++++ Selected passage ++++

# GPS Problem with CM7



## J0HNQ229 (Jul 12, 2011)

I apologize beforehand if this has been mentioned before, but does anyone know a fix for the GPS with CM7?

Latitude seems to work fine, but Facebook and FourSquare will not work no matter what I've tried.

Thanks for any help.


----------



## jonwgee (Jun 6, 2011)

Are you running the latest nightly , or the original release?


----------



## J0HNQ229 (Jul 12, 2011)

jonwgee said:


> Are you running the latest nightly , or the original release?


The original.

I know enough to get by, but I'm not 100% comfortable with the nightlies so I haven't attempted it.


----------



## bretth18 (Jun 13, 2011)

J0HNQ229 said:


> I apologize beforehand if this has been mentioned before, but does anyone know a fix for the GPS with CM7?
> 
> Latitude seems to work fine, but Facebook and FourSquare will not work no matter what I've tried.
> 
> Thanks for any help.


uh, this has been fixed for a while, update your nightly


----------



## pizzlewizzle (Jun 13, 2011)

goto rom manager and press flash clockwork mod to get the newest version....download the newest nightly from http://cm-nightlies.appspot.com/?device=cdma_shadow and place on root of sd card.... reboot into recovery and go to advanced and wipe dalvik cache(you can full wipe if you want to start from scratch) then install from zip the newest nightly then flash gapps and the all in one cam/camcoreder/torch/1%.zip and you should be good to go


----------



## SyNiK4L (Jun 7, 2011)

J0HNQ229 said:


> The original.
> 
> I know enough to get by, but I'm not 100% comfortable with the nightlies so I haven't attempted it.


 no reason to be scared of nightlies. they only build if they work correctly...and they fix alot of features over time. I update every night. but like pizzle said...update to the newest nightly and then flash the cam/camcorder/Torch/1% fix and cm7 will be perfect for u :-D


----------



## J0HNQ229 (Jul 12, 2011)

I did the nightly last night before I went to bed and it did fix itself ... Everything works perfect now, haha


----------



## J0HNQ229 (Jul 12, 2011)

http://rootzwiki.com/showthread.php?1073-Camera-Camcorder-Torch-Fix-for-CM4DX

Is this one what I need? This is my first time using CM and I just wanted to make sure since it says CM4DX, but I am using CM7.

++++ Given entries ++++

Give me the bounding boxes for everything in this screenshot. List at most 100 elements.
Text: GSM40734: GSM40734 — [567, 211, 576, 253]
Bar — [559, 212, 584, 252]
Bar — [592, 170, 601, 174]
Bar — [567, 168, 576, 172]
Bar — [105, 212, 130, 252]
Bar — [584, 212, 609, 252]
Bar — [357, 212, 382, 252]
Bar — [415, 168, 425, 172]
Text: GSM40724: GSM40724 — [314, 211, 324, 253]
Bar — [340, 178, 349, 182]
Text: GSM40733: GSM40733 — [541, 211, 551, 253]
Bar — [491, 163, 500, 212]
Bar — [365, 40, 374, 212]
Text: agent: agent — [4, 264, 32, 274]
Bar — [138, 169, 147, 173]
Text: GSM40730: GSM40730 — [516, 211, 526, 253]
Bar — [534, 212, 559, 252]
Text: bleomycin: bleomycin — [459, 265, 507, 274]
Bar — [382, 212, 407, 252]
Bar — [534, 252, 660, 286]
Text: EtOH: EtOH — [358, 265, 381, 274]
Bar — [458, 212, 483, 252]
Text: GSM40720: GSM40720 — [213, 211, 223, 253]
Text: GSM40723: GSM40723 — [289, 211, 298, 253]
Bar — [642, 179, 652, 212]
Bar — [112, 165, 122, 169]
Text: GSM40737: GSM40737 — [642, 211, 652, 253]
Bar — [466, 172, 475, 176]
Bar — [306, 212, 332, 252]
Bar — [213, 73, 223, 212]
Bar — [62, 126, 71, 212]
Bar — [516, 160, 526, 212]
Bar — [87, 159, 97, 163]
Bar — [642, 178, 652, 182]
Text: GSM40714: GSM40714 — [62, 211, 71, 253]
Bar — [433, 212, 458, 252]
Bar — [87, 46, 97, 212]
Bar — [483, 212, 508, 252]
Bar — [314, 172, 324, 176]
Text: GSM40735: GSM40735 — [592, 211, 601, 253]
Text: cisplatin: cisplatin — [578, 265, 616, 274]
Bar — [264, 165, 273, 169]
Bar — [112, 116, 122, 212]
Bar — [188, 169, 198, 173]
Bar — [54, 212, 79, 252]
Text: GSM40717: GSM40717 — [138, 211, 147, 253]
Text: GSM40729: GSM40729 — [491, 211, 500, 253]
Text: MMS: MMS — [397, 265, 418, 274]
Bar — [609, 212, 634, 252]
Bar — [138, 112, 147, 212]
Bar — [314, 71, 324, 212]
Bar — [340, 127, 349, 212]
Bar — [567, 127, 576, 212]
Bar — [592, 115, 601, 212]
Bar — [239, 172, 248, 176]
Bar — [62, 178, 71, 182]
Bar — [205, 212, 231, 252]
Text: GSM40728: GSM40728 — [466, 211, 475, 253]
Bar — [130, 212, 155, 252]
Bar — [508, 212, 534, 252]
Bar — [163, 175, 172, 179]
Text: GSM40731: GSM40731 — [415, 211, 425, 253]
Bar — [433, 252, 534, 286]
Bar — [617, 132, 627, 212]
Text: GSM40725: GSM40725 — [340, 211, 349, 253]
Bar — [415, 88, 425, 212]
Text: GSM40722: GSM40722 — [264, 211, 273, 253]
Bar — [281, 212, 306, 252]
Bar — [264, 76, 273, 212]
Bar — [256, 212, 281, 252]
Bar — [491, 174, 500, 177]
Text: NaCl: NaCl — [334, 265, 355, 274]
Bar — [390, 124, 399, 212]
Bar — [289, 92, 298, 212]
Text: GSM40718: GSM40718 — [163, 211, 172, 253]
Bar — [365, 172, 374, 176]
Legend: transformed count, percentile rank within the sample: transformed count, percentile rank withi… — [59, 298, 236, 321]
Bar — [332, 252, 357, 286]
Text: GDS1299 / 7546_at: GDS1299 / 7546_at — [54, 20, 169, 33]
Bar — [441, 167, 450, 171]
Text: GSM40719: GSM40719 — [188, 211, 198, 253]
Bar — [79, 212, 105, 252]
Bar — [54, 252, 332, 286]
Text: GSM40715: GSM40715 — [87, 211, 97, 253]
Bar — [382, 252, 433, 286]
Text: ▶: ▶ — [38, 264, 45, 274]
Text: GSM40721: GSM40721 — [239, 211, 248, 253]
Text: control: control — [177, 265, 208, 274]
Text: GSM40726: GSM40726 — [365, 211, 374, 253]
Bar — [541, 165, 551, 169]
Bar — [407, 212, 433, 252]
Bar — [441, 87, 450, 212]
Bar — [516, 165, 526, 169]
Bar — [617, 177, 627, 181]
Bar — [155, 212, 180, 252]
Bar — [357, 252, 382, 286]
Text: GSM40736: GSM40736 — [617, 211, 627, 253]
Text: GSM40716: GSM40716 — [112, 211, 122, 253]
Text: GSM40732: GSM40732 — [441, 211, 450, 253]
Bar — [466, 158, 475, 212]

++++

§ Complete the following
1. Answer these about the CM7 GPS thread:
(a) Which app does the original poster say seems to work fine?
(b) In pizzlewizzle's steps, what should be wiped after going to advanced in recovery?
(c) How often does SyNiK4L say they update?
2. Please duplicate everything in the CM7 GPS thread from "goto rom manager" down to "(Jun 7, 2011)".
The rows have nothing to do with the CM7 GPS thread.

§ Task-by-task outputs
1.
(a) Latitude
(b) The dalvik cache
(c) Every night

2.
goto rom manager and press flash clockwork mod to get the newest version....download the newest nightly from http://cm-nightlies.appspot.com/?device=cdma_shadow and place on root of sd card.... reboot into recovery and go to advanced and wipe dalvik cache(you can full wipe if you want to start from scratch) then install from zip the newest nightly then flash gapps and the all in one cam/camcoreder/torch/1%.zip and you should be good to go


----------



## SyNiK4L (Jun 7, 2011)